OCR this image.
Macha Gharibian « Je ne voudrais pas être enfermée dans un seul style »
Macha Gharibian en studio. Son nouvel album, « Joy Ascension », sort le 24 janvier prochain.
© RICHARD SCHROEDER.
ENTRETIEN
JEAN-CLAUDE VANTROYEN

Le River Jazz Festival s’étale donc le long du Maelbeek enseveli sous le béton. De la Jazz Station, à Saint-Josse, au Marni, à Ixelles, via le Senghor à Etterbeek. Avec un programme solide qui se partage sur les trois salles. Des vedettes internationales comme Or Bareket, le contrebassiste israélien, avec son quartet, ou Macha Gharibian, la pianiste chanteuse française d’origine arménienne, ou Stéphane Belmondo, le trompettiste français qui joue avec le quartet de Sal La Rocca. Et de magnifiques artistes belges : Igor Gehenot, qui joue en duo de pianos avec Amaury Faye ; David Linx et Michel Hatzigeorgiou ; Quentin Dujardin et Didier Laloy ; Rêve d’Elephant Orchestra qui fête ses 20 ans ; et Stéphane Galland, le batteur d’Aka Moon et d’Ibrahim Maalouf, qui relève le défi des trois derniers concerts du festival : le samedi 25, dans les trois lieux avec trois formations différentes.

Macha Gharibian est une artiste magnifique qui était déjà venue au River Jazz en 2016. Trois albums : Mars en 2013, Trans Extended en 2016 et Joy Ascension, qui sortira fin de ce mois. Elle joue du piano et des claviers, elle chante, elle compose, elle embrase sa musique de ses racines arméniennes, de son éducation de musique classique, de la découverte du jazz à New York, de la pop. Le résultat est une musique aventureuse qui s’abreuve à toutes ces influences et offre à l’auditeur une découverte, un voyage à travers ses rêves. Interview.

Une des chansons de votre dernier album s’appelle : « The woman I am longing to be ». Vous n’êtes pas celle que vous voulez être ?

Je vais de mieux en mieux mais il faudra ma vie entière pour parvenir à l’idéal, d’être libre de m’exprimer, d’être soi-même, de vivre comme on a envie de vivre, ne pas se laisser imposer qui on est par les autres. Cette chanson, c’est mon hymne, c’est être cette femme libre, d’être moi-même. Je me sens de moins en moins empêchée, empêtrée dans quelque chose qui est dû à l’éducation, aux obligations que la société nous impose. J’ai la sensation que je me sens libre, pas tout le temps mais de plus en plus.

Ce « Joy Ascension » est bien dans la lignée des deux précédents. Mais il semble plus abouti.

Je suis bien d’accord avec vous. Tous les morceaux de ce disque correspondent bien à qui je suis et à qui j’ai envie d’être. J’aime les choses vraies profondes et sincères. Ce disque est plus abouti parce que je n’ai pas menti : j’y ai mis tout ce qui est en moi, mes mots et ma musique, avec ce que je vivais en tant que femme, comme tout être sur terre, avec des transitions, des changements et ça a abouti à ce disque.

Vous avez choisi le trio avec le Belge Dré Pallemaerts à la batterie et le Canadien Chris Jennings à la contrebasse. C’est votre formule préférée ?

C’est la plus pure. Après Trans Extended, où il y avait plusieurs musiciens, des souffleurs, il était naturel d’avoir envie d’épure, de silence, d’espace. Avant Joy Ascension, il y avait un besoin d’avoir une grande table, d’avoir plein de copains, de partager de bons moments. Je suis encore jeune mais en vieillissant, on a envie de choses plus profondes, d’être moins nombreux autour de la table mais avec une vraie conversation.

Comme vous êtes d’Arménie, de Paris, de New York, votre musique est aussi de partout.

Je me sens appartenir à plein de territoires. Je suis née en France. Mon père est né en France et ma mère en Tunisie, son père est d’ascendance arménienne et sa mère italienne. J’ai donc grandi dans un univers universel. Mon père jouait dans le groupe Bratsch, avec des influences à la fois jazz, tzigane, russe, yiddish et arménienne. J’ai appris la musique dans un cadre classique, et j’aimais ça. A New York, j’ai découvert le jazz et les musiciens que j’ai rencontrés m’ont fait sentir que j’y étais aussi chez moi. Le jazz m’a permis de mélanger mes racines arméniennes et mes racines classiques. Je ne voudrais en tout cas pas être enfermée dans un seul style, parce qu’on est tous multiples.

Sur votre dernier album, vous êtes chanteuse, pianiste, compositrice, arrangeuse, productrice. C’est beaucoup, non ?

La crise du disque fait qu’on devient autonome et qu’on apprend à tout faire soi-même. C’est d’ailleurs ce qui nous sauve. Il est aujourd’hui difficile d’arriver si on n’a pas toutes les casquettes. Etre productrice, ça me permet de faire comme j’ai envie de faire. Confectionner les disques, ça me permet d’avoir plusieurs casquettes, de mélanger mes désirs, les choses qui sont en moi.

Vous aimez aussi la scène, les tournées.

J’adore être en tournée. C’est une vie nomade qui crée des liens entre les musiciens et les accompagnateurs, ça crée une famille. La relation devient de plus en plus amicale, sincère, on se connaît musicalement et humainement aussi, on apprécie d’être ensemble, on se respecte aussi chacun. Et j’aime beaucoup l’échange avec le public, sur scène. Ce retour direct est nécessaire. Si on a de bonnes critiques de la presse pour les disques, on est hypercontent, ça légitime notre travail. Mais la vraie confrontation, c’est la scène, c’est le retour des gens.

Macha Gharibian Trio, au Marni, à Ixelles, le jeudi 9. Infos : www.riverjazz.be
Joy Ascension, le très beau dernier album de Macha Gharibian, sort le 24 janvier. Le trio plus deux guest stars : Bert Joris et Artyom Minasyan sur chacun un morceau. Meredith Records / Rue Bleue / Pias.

------

**What this task involves:** From the listing above, report the number of lines containing the string "productrice", without any accompanying remarks.

**Answer to this problem:** 2